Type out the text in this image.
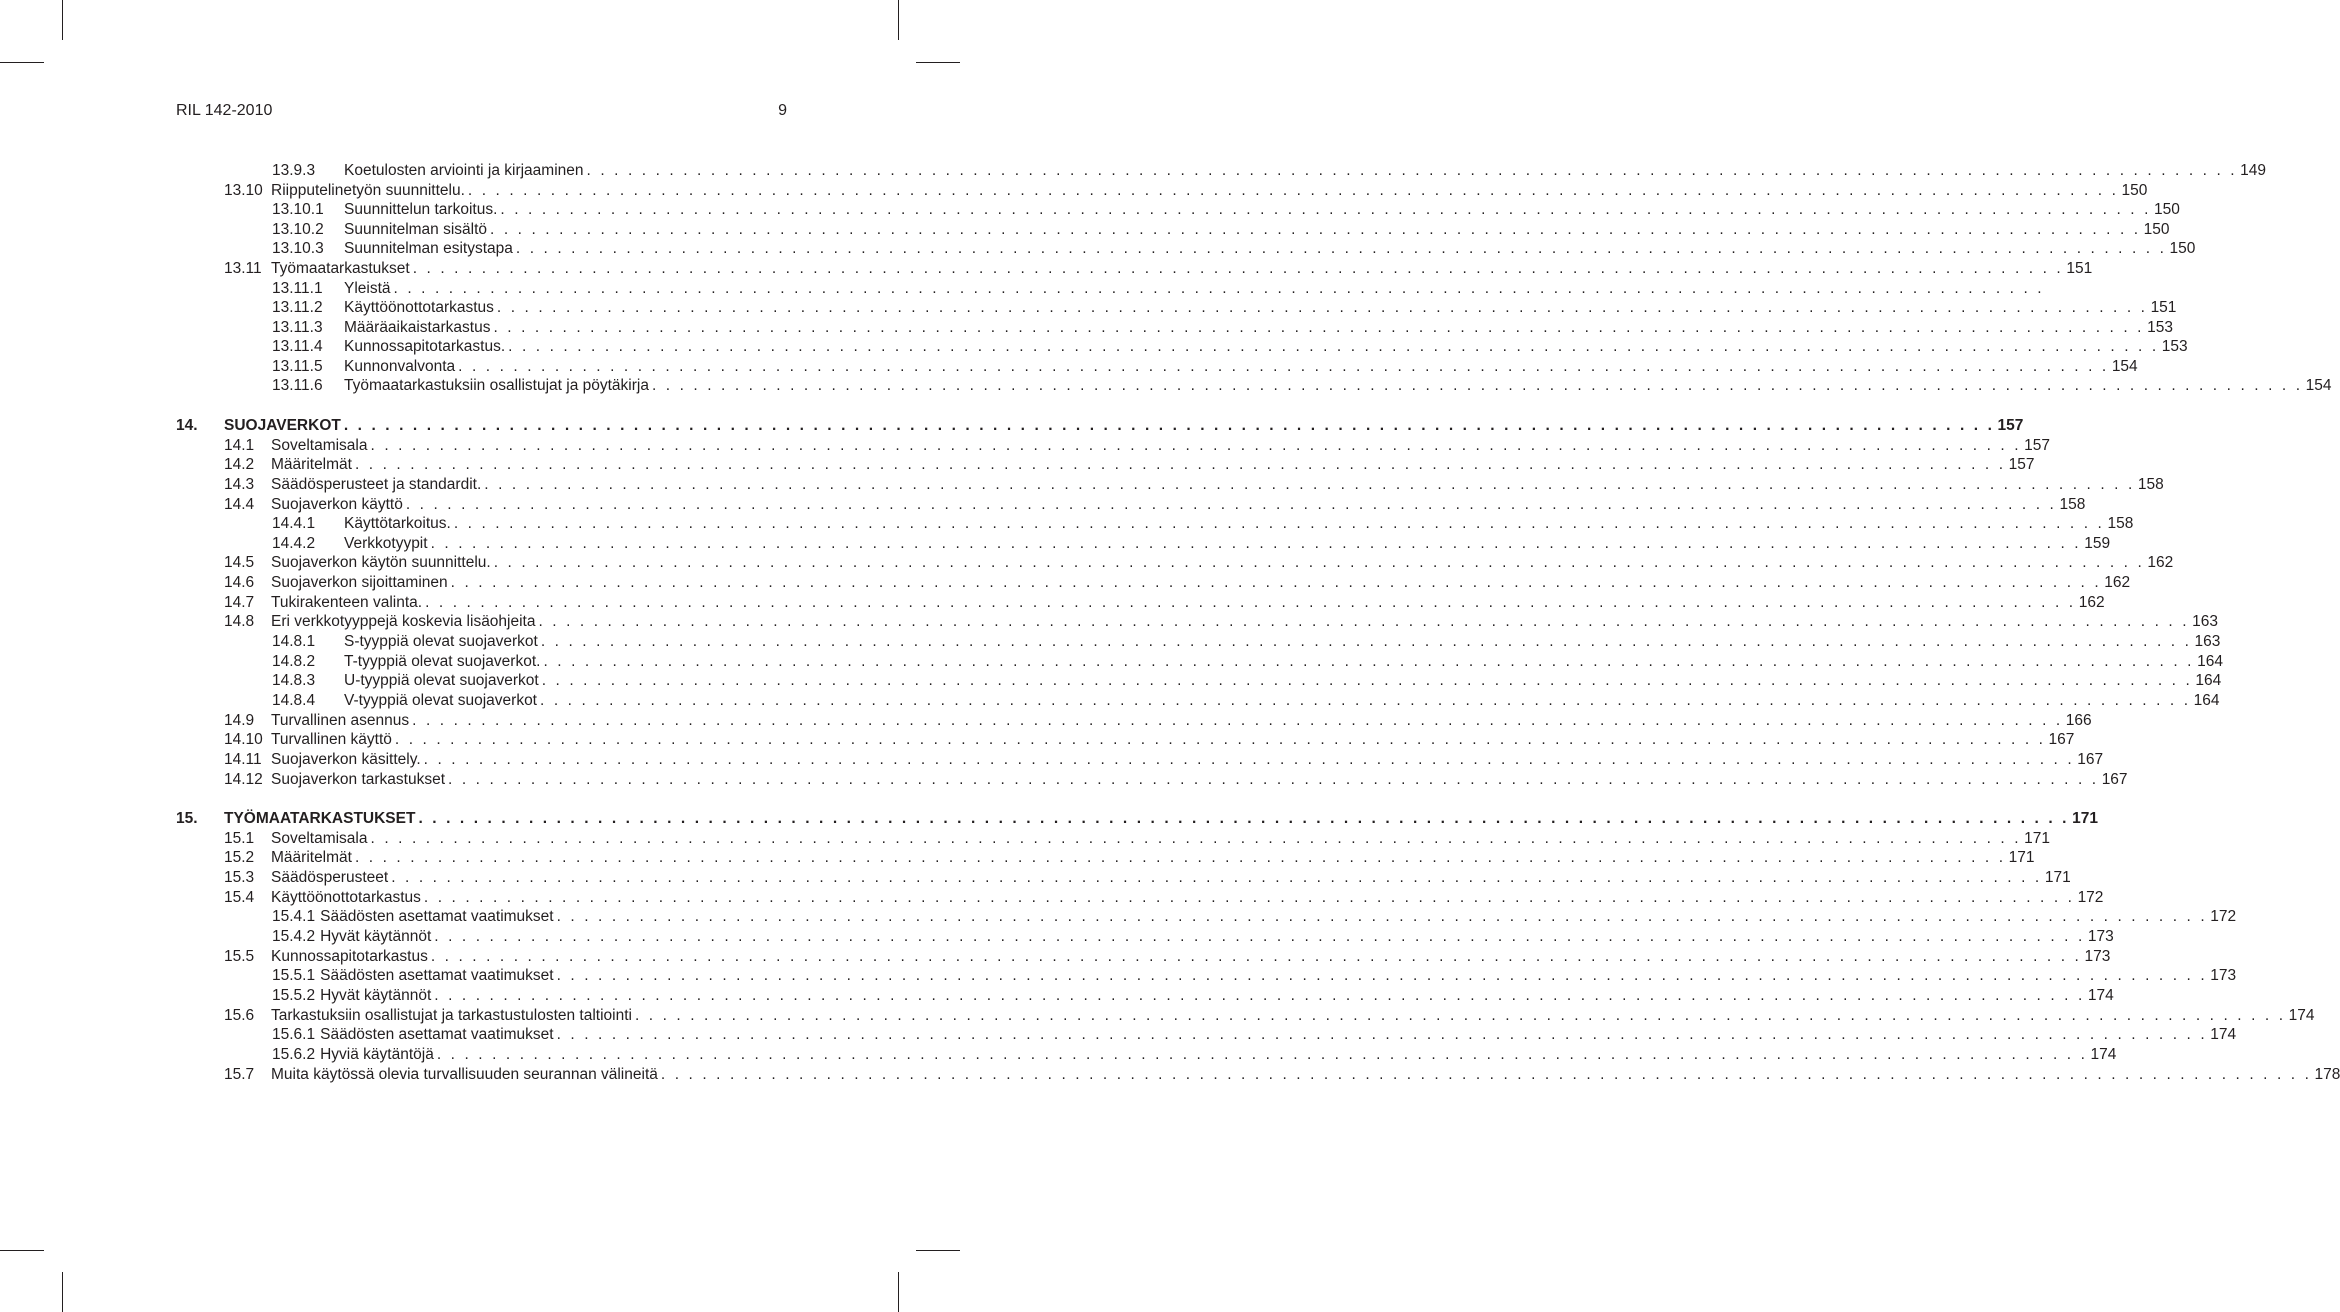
RIL 142-2010	9
13.9.3	Koetulosten arviointi ja kirjaaminen . . . . . . . . . . . . . . . . . . . . . . . . . . . . . . . . . . . . . . . . . . . . . . . . . . . . . . . . . . . . . . . . . . . . . . . . . . . . . . . . . . . . . . . . . . . . . . . . . . . . . . . . . . . . . . . . . . . . . . . . 149
13.10 Riipputelinetyön suunnittelu. . . . . . . . . . . . . . . . . . . . . . . . . . . . . . . . . . . . . . . . . . . . . . . . . . . . . . . . . . . . . . . . . . . . . . . . . . . . . . . . . . . . . . . . . . . . . . . . . . . . . . . . . . . . . . . . . . . . . . . . . 150
13.10.1	Suunnittelun tarkoitus. . . . . . . . . . . . . . . . . . . . . . . . . . . . . . . . . . . . . . . . . . . . . . . . . . . . . . . . . . . . . . . . . . . . . . . . . . . . . . . . . . . . . . . . . . . . . . . . . . . . . . . . . . . . . . . . . . . . . . . . . 150
13.10.2	Suunnitelman sisältö . . . . . . . . . . . . . . . . . . . . . . . . . . . . . . . . . . . . . . . . . . . . . . . . . . . . . . . . . . . . . . . . . . . . . . . . . . . . . . . . . . . . . . . . . . . . . . . . . . . . . . . . . . . . . . . . . . . . . . . . 150
13.10.3	Suunnitelman esitystapa . . . . . . . . . . . . . . . . . . . . . . . . . . . . . . . . . . . . . . . . . . . . . . . . . . . . . . . . . . . . . . . . . . . . . . . . . . . . . . . . . . . . . . . . . . . . . . . . . . . . . . . . . . . . . . . . . . . . . . . . 150
13.11 Työmaatarkastukset . . . . . . . . . . . . . . . . . . . . . . . . . . . . . . . . . . . . . . . . . . . . . . . . . . . . . . . . . . . . . . . . . . . . . . . . . . . . . . . . . . . . . . . . . . . . . . . . . . . . . . . . . . . . . . . . . . . . . . . . 151
13.11.1	Yleistä . . . . . . . . . . . . . . . . . . . . . . . . . . . . . . . . . . . . . . . . . . . . . . . . . . . . . . . . . . . . . . . . . . . . . . . . . . . . . . . . . . . . . . . . . . . . . . . . . . . . . . . . . . . . . . . . . . . . . . . .
13.11.2	Käyttöönottotarkastus . . . . . . . . . . . . . . . . . . . . . . . . . . . . . . . . . . . . . . . . . . . . . . . . . . . . . . . . . . . . . . . . . . . . . . . . . . . . . . . . . . . . . . . . . . . . . . . . . . . . . . . . . . . . . . . . . . . . . . . . 151
13.11.3	Määräaikaistarkastus . . . . . . . . . . . . . . . . . . . . . . . . . . . . . . . . . . . . . . . . . . . . . . . . . . . . . . . . . . . . . . . . . . . . . . . . . . . . . . . . . . . . . . . . . . . . . . . . . . . . . . . . . . . . . . . . . . . . . . . . 153
13.11.4	Kunnossapitotarkastus. . . . . . . . . . . . . . . . . . . . . . . . . . . . . . . . . . . . . . . . . . . . . . . . . . . . . . . . . . . . . . . . . . . . . . . . . . . . . . . . . . . . . . . . . . . . . . . . . . . . . . . . . . . . . . . . . . . . . . . . . 153
13.11.5	Kunnonvalvonta . . . . . . . . . . . . . . . . . . . . . . . . . . . . . . . . . . . . . . . . . . . . . . . . . . . . . . . . . . . . . . . . . . . . . . . . . . . . . . . . . . . . . . . . . . . . . . . . . . . . . . . . . . . . . . . . . . . . . . . . 154
13.11.6	Työmaatarkastuksiin osallistujat ja pöytäkirja . . . . . . . . . . . . . . . . . . . . . . . . . . . . . . . . . . . . . . . . . . . . . . . . . . . . . . . . . . . . . . . . . . . . . . . . . . . . . . . . . . . . . . . . . . . . . . . . . . . . . . . . . . . . . . . . . . . . . . . . 154
14.	SUOJAVERKOT . . . . . . . . . . . . . . . . . . . . . . . . . . . . . . . . . . . . . . . . . . . . . . . . . . . . . . . . . . . . . . . . . . . . . . . . . . . . . . . . . . . . . . . . . . . . . . . . . . . . . . . . . . . . . . . . . . . . . . . . 157
14.1	Soveltamisala . . . . . . . . . . . . . . . . . . . . . . . . . . . . . . . . . . . . . . . . . . . . . . . . . . . . . . . . . . . . . . . . . . . . . . . . . . . . . . . . . . . . . . . . . . . . . . . . . . . . . . . . . . . . . . . . . . . . . . . . 157
14.2	Määritelmät . . . . . . . . . . . . . . . . . . . . . . . . . . . . . . . . . . . . . . . . . . . . . . . . . . . . . . . . . . . . . . . . . . . . . . . . . . . . . . . . . . . . . . . . . . . . . . . . . . . . . . . . . . . . . . . . . . . . . . . . 157
14.3	Säädösperusteet ja standardit. . . . . . . . . . . . . . . . . . . . . . . . . . . . . . . . . . . . . . . . . . . . . . . . . . . . . . . . . . . . . . . . . . . . . . . . . . . . . . . . . . . . . . . . . . . . . . . . . . . . . . . . . . . . . . . . . . . . . . . . . 158
14.4	Suojaverkon käyttö . . . . . . . . . . . . . . . . . . . . . . . . . . . . . . . . . . . . . . . . . . . . . . . . . . . . . . . . . . . . . . . . . . . . . . . . . . . . . . . . . . . . . . . . . . . . . . . . . . . . . . . . . . . . . . . . . . . . . . . . 158
14.4.1	Käyttötarkoitus. . . . . . . . . . . . . . . . . . . . . . . . . . . . . . . . . . . . . . . . . . . . . . . . . . . . . . . . . . . . . . . . . . . . . . . . . . . . . . . . . . . . . . . . . . . . . . . . . . . . . . . . . . . . . . . . . . . . . . . . . 158
14.4.2	Verkkotyypit . . . . . . . . . . . . . . . . . . . . . . . . . . . . . . . . . . . . . . . . . . . . . . . . . . . . . . . . . . . . . . . . . . . . . . . . . . . . . . . . . . . . . . . . . . . . . . . . . . . . . . . . . . . . . . . . . . . . . . . . 159
14.5	Suojaverkon käytön suunnittelu. . . . . . . . . . . . . . . . . . . . . . . . . . . . . . . . . . . . . . . . . . . . . . . . . . . . . . . . . . . . . . . . . . . . . . . . . . . . . . . . . . . . . . . . . . . . . . . . . . . . . . . . . . . . . . . . . . . . . . . . . 162
14.6	Suojaverkon sijoittaminen . . . . . . . . . . . . . . . . . . . . . . . . . . . . . . . . . . . . . . . . . . . . . . . . . . . . . . . . . . . . . . . . . . . . . . . . . . . . . . . . . . . . . . . . . . . . . . . . . . . . . . . . . . . . . . . . . . . . . . . . 162
14.7	Tukirakenteen valinta. . . . . . . . . . . . . . . . . . . . . . . . . . . . . . . . . . . . . . . . . . . . . . . . . . . . . . . . . . . . . . . . . . . . . . . . . . . . . . . . . . . . . . . . . . . . . . . . . . . . . . . . . . . . . . . . . . . . . . . . . 162
14.8	Eri verkkotyyppejä koskevia lisäohjeita . . . . . . . . . . . . . . . . . . . . . . . . . . . . . . . . . . . . . . . . . . . . . . . . . . . . . . . . . . . . . . . . . . . . . . . . . . . . . . . . . . . . . . . . . . . . . . . . . . . . . . . . . . . . . . . . . . . . . . . . 163
14.8.1	S-tyyppiä olevat suojaverkot . . . . . . . . . . . . . . . . . . . . . . . . . . . . . . . . . . . . . . . . . . . . . . . . . . . . . . . . . . . . . . . . . . . . . . . . . . . . . . . . . . . . . . . . . . . . . . . . . . . . . . . . . . . . . . . . . . . . . . . . 163
14.8.2	T-tyyppiä olevat suojaverkot. . . . . . . . . . . . . . . . . . . . . . . . . . . . . . . . . . . . . . . . . . . . . . . . . . . . . . . . . . . . . . . . . . . . . . . . . . . . . . . . . . . . . . . . . . . . . . . . . . . . . . . . . . . . . . . . . . . . . . . . . 164
14.8.3	U-tyyppiä olevat suojaverkot . . . . . . . . . . . . . . . . . . . . . . . . . . . . . . . . . . . . . . . . . . . . . . . . . . . . . . . . . . . . . . . . . . . . . . . . . . . . . . . . . . . . . . . . . . . . . . . . . . . . . . . . . . . . . . . . . . . . . . . . 164
14.8.4	V-tyyppiä olevat suojaverkot . . . . . . . . . . . . . . . . . . . . . . . . . . . . . . . . . . . . . . . . . . . . . . . . . . . . . . . . . . . . . . . . . . . . . . . . . . . . . . . . . . . . . . . . . . . . . . . . . . . . . . . . . . . . . . . . . . . . . . . . 164
14.9	Turvallinen asennus . . . . . . . . . . . . . . . . . . . . . . . . . . . . . . . . . . . . . . . . . . . . . . . . . . . . . . . . . . . . . . . . . . . . . . . . . . . . . . . . . . . . . . . . . . . . . . . . . . . . . . . . . . . . . . . . . . . . . . . . 166
14.10 Turvallinen käyttö . . . . . . . . . . . . . . . . . . . . . . . . . . . . . . . . . . . . . . . . . . . . . . . . . . . . . . . . . . . . . . . . . . . . . . . . . . . . . . . . . . . . . . . . . . . . . . . . . . . . . . . . . . . . . . . . . . . . . . . . 167
14.11 Suojaverkon käsittely. . . . . . . . . . . . . . . . . . . . . . . . . . . . . . . . . . . . . . . . . . . . . . . . . . . . . . . . . . . . . . . . . . . . . . . . . . . . . . . . . . . . . . . . . . . . . . . . . . . . . . . . . . . . . . . . . . . . . . . . . 167
14.12 Suojaverkon tarkastukset . . . . . . . . . . . . . . . . . . . . . . . . . . . . . . . . . . . . . . . . . . . . . . . . . . . . . . . . . . . . . . . . . . . . . . . . . . . . . . . . . . . . . . . . . . . . . . . . . . . . . . . . . . . . . . . . . . . . . . . . 167
15.	TYÖMAATARKASTUKSET . . . . . . . . . . . . . . . . . . . . . . . . . . . . . . . . . . . . . . . . . . . . . . . . . . . . . . . . . . . . . . . . . . . . . . . . . . . . . . . . . . . . . . . . . . . . . . . . . . . . . . . . . . . . . . . . . . . . . . . . 171
15.1	Soveltamisala . . . . . . . . . . . . . . . . . . . . . . . . . . . . . . . . . . . . . . . . . . . . . . . . . . . . . . . . . . . . . . . . . . . . . . . . . . . . . . . . . . . . . . . . . . . . . . . . . . . . . . . . . . . . . . . . . . . . . . . . 171
15.2	Määritelmät . . . . . . . . . . . . . . . . . . . . . . . . . . . . . . . . . . . . . . . . . . . . . . . . . . . . . . . . . . . . . . . . . . . . . . . . . . . . . . . . . . . . . . . . . . . . . . . . . . . . . . . . . . . . . . . . . . . . . . . . 171
15.3	Säädösperusteet . . . . . . . . . . . . . . . . . . . . . . . . . . . . . . . . . . . . . . . . . . . . . . . . . . . . . . . . . . . . . . . . . . . . . . . . . . . . . . . . . . . . . . . . . . . . . . . . . . . . . . . . . . . . . . . . . . . . . . . . 171
15.4	Käyttöönottotarkastus . . . . . . . . . . . . . . . . . . . . . . . . . . . . . . . . . . . . . . . . . . . . . . . . . . . . . . . . . . . . . . . . . . . . . . . . . . . . . . . . . . . . . . . . . . . . . . . . . . . . . . . . . . . . . . . . . . . . . . . . 172
15.4.1 Säädösten asettamat vaatimukset . . . . . . . . . . . . . . . . . . . . . . . . . . . . . . . . . . . . . . . . . . . . . . . . . . . . . . . . . . . . . . . . . . . . . . . . . . . . . . . . . . . . . . . . . . . . . . . . . . . . . . . . . . . . . . . . . . . . . . . . 172
15.4.2 Hyvät käytännöt . . . . . . . . . . . . . . . . . . . . . . . . . . . . . . . . . . . . . . . . . . . . . . . . . . . . . . . . . . . . . . . . . . . . . . . . . . . . . . . . . . . . . . . . . . . . . . . . . . . . . . . . . . . . . . . . . . . . . . . . 173
15.5	Kunnossapitotarkastus . . . . . . . . . . . . . . . . . . . . . . . . . . . . . . . . . . . . . . . . . . . . . . . . . . . . . . . . . . . . . . . . . . . . . . . . . . . . . . . . . . . . . . . . . . . . . . . . . . . . . . . . . . . . . . . . . . . . . . . . 173
15.5.1 Säädösten asettamat vaatimukset . . . . . . . . . . . . . . . . . . . . . . . . . . . . . . . . . . . . . . . . . . . . . . . . . . . . . . . . . . . . . . . . . . . . . . . . . . . . . . . . . . . . . . . . . . . . . . . . . . . . . . . . . . . . . . . . . . . . . . . . 173
15.5.2 Hyvät käytännöt . . . . . . . . . . . . . . . . . . . . . . . . . . . . . . . . . . . . . . . . . . . . . . . . . . . . . . . . . . . . . . . . . . . . . . . . . . . . . . . . . . . . . . . . . . . . . . . . . . . . . . . . . . . . . . . . . . . . . . . . 174
15.6	Tarkastuksiin osallistujat ja tarkastustulosten taltiointi . . . . . . . . . . . . . . . . . . . . . . . . . . . . . . . . . . . . . . . . . . . . . . . . . . . . . . . . . . . . . . . . . . . . . . . . . . . . . . . . . . . . . . . . . . . . . . . . . . . . . . . . . . . . . . . . . . . . . . . . 174
15.6.1 Säädösten asettamat vaatimukset . . . . . . . . . . . . . . . . . . . . . . . . . . . . . . . . . . . . . . . . . . . . . . . . . . . . . . . . . . . . . . . . . . . . . . . . . . . . . . . . . . . . . . . . . . . . . . . . . . . . . . . . . . . . . . . . . . . . . . . . 174
15.6.2 Hyviä käytäntöjä . . . . . . . . . . . . . . . . . . . . . . . . . . . . . . . . . . . . . . . . . . . . . . . . . . . . . . . . . . . . . . . . . . . . . . . . . . . . . . . . . . . . . . . . . . . . . . . . . . . . . . . . . . . . . . . . . . . . . . . . 174
15.7	Muita käytössä olevia turvallisuuden seurannan välineitä . . . . . . . . . . . . . . . . . . . . . . . . . . . . . . . . . . . . . . . . . . . . . . . . . . . . . . . . . . . . . . . . . . . . . . . . . . . . . . . . . . . . . . . . . . . . . . . . . . . . . . . . . . . . . . . . . . . . . . . . 178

******************************

Which lines include the word "Hyvät"? Copy every one of them.

15.4.2 Hyvät käytännöt . . . . . . . . . . . . . . . . . . . . . . . . . . . . . . . . . . . . . . . . . . . . . . . . . . . . . . . . . . . . . . . . . . . . . . . . . . . . . . . . . . . . . . . . . . . . . . . . . . . . . . . . . . . . . . . . . . . . . . . . 173
15.5.2 Hyvät käytännöt . . . . . . . . . . . . . . . . . . . . . . . . . . . . . . . . . . . . . . . . . . . . . . . . . . . . . . . . . . . . . . . . . . . . . . . . . . . . . . . . . . . . . . . . . . . . . . . . . . . . . . . . . . . . . . . . . . . . . . . . 174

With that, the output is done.